● **Raw records**:
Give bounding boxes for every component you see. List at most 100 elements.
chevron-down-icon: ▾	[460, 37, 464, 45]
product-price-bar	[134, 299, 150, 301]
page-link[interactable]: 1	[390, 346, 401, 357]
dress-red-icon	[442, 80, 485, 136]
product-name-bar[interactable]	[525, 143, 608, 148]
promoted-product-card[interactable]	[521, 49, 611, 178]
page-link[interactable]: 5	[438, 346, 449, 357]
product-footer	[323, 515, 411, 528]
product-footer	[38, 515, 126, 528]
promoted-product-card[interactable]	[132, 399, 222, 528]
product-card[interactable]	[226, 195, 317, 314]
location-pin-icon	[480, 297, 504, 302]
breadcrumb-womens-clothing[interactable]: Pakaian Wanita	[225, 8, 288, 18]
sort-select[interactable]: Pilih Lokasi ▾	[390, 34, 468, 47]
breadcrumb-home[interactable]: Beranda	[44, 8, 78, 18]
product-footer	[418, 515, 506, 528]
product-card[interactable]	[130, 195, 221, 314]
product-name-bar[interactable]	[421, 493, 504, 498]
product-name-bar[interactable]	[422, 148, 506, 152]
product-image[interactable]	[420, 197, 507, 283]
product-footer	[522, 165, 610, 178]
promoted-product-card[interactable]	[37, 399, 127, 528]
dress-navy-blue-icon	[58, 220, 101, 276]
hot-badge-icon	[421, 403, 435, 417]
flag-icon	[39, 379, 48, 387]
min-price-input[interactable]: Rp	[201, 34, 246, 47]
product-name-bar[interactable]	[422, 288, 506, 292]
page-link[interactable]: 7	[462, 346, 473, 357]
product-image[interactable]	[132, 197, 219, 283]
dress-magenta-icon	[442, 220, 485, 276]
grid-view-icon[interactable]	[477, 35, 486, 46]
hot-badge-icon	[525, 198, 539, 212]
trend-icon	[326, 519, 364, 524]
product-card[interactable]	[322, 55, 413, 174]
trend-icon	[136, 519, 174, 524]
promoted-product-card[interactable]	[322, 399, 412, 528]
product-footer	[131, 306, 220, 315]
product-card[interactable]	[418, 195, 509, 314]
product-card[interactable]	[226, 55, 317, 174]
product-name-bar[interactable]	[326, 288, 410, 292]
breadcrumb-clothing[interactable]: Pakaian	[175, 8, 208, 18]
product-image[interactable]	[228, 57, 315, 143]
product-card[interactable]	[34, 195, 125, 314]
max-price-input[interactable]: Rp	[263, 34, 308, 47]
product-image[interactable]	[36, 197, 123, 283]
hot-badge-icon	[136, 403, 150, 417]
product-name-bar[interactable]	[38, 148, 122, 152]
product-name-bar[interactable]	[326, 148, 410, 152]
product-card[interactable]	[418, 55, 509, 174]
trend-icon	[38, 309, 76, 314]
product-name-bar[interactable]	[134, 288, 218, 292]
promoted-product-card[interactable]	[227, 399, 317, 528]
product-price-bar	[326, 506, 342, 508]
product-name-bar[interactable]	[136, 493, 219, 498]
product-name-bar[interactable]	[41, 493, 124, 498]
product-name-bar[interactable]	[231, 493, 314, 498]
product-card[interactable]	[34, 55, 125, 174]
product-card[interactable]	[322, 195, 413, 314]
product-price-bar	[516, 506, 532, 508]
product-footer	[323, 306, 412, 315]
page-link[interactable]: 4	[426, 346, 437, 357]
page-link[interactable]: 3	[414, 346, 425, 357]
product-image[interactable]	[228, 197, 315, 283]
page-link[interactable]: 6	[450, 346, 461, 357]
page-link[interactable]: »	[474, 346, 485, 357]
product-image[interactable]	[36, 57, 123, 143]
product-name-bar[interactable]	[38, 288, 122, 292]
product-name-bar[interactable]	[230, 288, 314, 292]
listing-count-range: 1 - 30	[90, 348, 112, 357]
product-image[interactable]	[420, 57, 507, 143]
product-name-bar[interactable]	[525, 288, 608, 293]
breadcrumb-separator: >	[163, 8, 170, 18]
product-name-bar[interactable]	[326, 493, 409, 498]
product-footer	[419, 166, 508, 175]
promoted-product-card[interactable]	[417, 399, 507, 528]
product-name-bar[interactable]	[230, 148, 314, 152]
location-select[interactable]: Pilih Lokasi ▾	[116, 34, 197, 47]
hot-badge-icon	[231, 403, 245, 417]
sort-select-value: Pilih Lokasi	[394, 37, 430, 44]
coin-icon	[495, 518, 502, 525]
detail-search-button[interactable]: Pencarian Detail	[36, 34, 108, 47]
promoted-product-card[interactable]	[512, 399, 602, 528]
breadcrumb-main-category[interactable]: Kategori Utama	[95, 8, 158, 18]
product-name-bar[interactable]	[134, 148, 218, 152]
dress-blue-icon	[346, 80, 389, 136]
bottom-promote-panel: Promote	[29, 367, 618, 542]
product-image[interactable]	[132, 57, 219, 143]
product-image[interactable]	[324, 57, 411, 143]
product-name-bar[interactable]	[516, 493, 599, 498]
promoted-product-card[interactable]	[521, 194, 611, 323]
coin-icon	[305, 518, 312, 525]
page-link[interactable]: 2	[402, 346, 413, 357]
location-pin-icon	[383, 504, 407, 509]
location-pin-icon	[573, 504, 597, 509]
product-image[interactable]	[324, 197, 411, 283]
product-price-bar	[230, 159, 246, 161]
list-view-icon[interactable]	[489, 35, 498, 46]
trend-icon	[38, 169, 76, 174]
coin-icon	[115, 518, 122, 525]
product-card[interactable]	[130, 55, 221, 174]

● **Instructions to follow**:
Please copy the data word for word, from its first line through the line that contains "346, 449, 357]".

● **Full response**:
Give bounding boxes for every component you see. List at most 100 elements.
chevron-down-icon: ▾	[460, 37, 464, 45]
product-price-bar	[134, 299, 150, 301]
page-link[interactable]: 1	[390, 346, 401, 357]
dress-red-icon	[442, 80, 485, 136]
product-name-bar[interactable]	[525, 143, 608, 148]
promoted-product-card[interactable]	[521, 49, 611, 178]
page-link[interactable]: 5	[438, 346, 449, 357]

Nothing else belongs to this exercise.